_PROBLEM TO SOLVE_. Show all lines from the data that include the word "youtu".

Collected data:

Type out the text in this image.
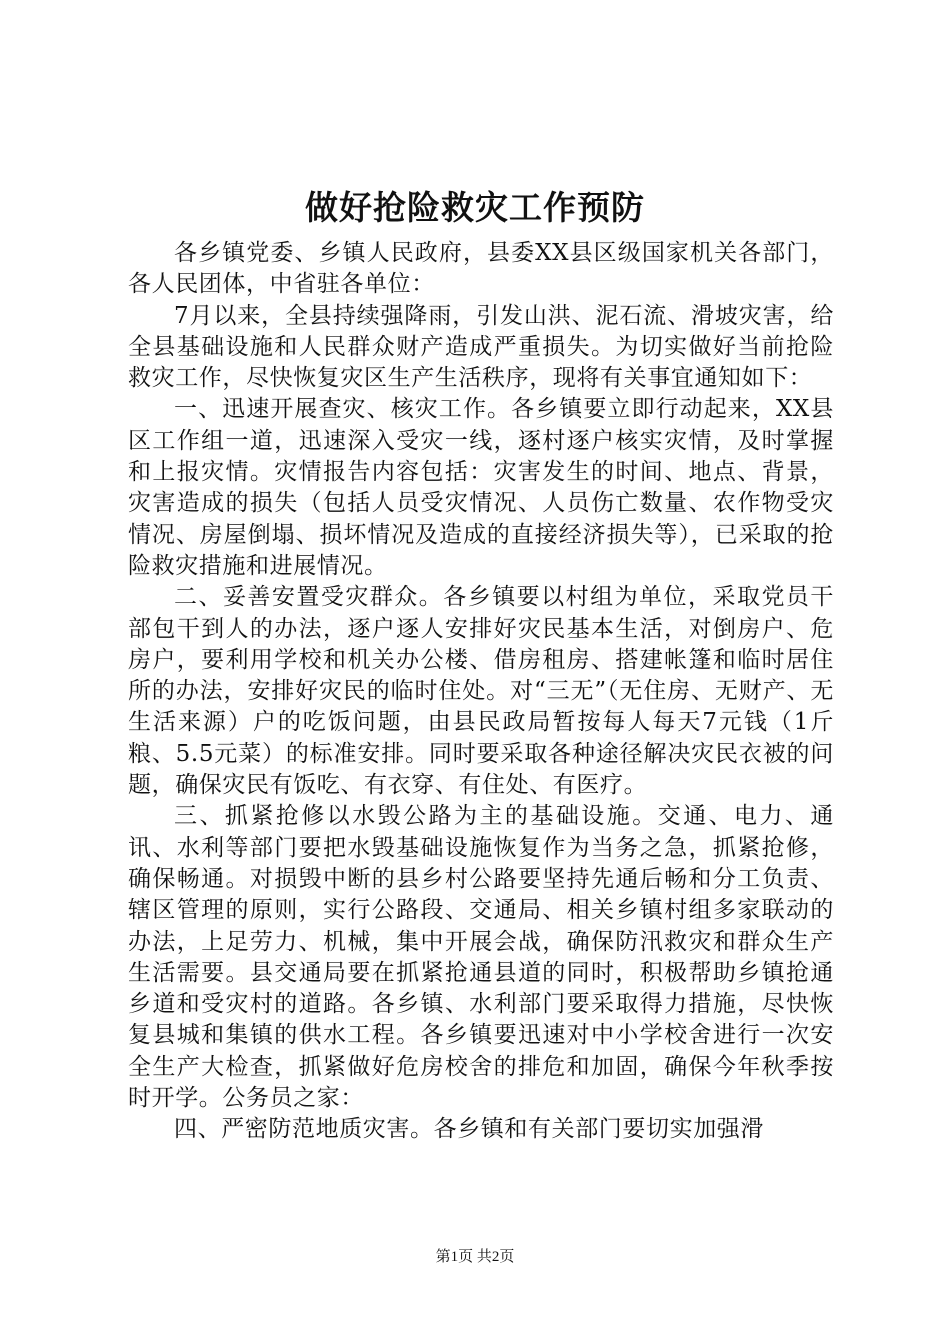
做好抢险救灾工作预防

各乡镇党委、乡镇人民政府，县委XX县区级国家机关各部门，各人民团体，中省驻各单位：

7月以来，全县持续强降雨，引发山洪、泥石流、滑坡灾害，给全县基础设施和人民群众财产造成严重损失。为切实做好当前抢险救灾工作，尽快恢复灾区生产生活秩序，现将有关事宜通知如下：

一、迅速开展查灾、核灾工作。各乡镇要立即行动起来，XX县区工作组一道，迅速深入受灾一线，逐村逐户核实灾情，及时掌握和上报灾情。灾情报告内容包括：灾害发生的时间、地点、背景，灾害造成的损失（包括人员受灾情况、人员伤亡数量、农作物受灾情况、房屋倒塌、损坏情况及造成的直接经济损失等），已采取的抢险救灾措施和进展情况。

二、妥善安置受灾群众。各乡镇要以村组为单位，采取党员干部包干到人的办法，逐户逐人安排好灾民基本生活，对倒房户、危房户，要利用学校和机关办公楼、借房租房、搭建帐篷和临时居住所的办法，安排好灾民的临时住处。对“三无”（无住房、无财产、无生活来源）户的吃饭问题，由县民政局暂按每人每天7元钱（1斤粮、5.5元菜）的标准安排。同时要采取各种途径解决灾民衣被的问题，确保灾民有饭吃、有衣穿、有住处、有医疗。

三、抓紧抢修以水毁公路为主的基础设施。交通、电力、通讯、水利等部门要把水毁基础设施恢复作为当务之急，抓紧抢修，确保畅通。对损毁中断的县乡村公路要坚持先通后畅和分工负责、辖区管理的原则，实行公路段、交通局、相关乡镇村组多家联动的办法，上足劳力、机械，集中开展会战，确保防汛救灾和群众生产生活需要。县交通局要在抓紧抢通县道的同时，积极帮助乡镇抢通乡道和受灾村的道路。各乡镇、水利部门要采取得力措施，尽快恢复县城和集镇的供水工程。各乡镇要迅速对中小学校舍进行一次安全生产大检查，抓紧做好危房校舍的排危和加固，确保今年秋季按时开学。公务员之家：

四、严密防范地质灾害。各乡镇和有关部门要切实加强滑

第1页 共2页
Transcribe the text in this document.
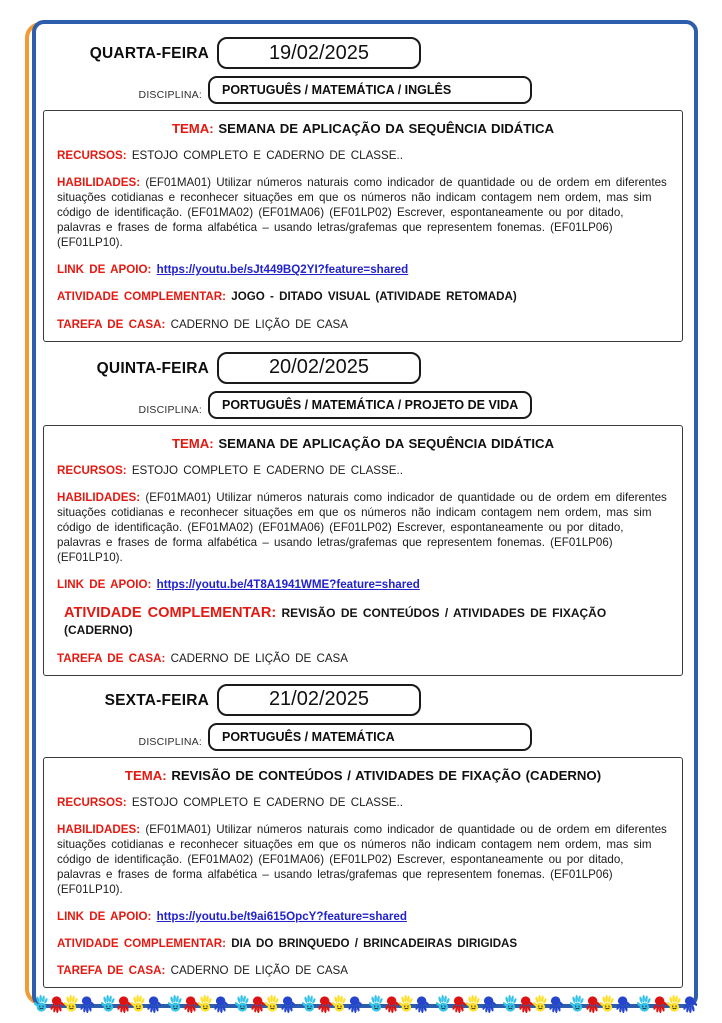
QUARTA-FEIRA	19/02/2025
DISCIPLINA: PORTUGUÊS / MATEMÁTICA / INGLÊS
TEMA: SEMANA DE APLICAÇÃO DA SEQUÊNCIA DIDÁTICA

RECURSOS: ESTOJO COMPLETO E CADERNO DE CLASSE..

HABILIDADES: (EF01MA01) Utilizar números naturais como indicador de quantidade ou de ordem em diferentes situações cotidianas e reconhecer situações em que os números não indicam contagem nem ordem, mas sim código de identificação. (EF01MA02) (EF01MA06) (EF01LP02) Escrever, espontaneamente ou por ditado, palavras e frases de forma alfabética – usando letras/grafemas que representem fonemas. (EF01LP06) (EF01LP10).

LINK DE APOIO: https://youtu.be/sJt449BQ2YI?feature=shared

ATIVIDADE COMPLEMENTAR: JOGO - DITADO VISUAL (ATIVIDADE RETOMADA)

TAREFA DE CASA: CADERNO DE LIÇÃO DE CASA

QUINTA-FEIRA	20/02/2025
DISCIPLINA: PORTUGUÊS / MATEMÁTICA / PROJETO DE VIDA
TEMA: SEMANA DE APLICAÇÃO DA SEQUÊNCIA DIDÁTICA

RECURSOS: ESTOJO COMPLETO E CADERNO DE CLASSE..

HABILIDADES: (EF01MA01) Utilizar números naturais como indicador de quantidade ou de ordem em diferentes situações cotidianas e reconhecer situações em que os números não indicam contagem nem ordem, mas sim código de identificação. (EF01MA02) (EF01MA06) (EF01LP02) Escrever, espontaneamente ou por ditado, palavras e frases de forma alfabética – usando letras/grafemas que representem fonemas. (EF01LP06) (EF01LP10).

LINK DE APOIO: https://youtu.be/4T8A1941WME?feature=shared

ATIVIDADE COMPLEMENTAR: REVISÃO DE CONTEÚDOS / ATIVIDADES DE FIXAÇÃO (CADERNO)

TAREFA DE CASA: CADERNO DE LIÇÃO DE CASA

SEXTA-FEIRA	21/02/2025
DISCIPLINA: PORTUGUÊS / MATEMÁTICA
TEMA: REVISÃO DE CONTEÚDOS / ATIVIDADES DE FIXAÇÃO (CADERNO)

RECURSOS: ESTOJO COMPLETO E CADERNO DE CLASSE..

HABILIDADES: (EF01MA01) Utilizar números naturais como indicador de quantidade ou de ordem em diferentes situações cotidianas e reconhecer situações em que os números não indicam contagem nem ordem, mas sim código de identificação. (EF01MA02) (EF01MA06) (EF01LP02) Escrever, espontaneamente ou por ditado, palavras e frases de forma alfabética – usando letras/grafemas que representem fonemas. (EF01LP06) (EF01LP10).

LINK DE APOIO: https://youtu.be/t9ai615OpcY?feature=shared

ATIVIDADE COMPLEMENTAR: DIA DO BRINQUEDO / BRINCADEIRAS DIRIGIDAS

TAREFA DE CASA: CADERNO DE LIÇÃO DE CASA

_EXERCISE RESULT_.
LINK DE APOIO: https://youtu.be/sJt449BQ2YI?feature=shared
LINK DE APOIO: https://youtu.be/4T8A1941WME?feature=shared
LINK DE APOIO: https://youtu.be/t9ai615OpcY?feature=shared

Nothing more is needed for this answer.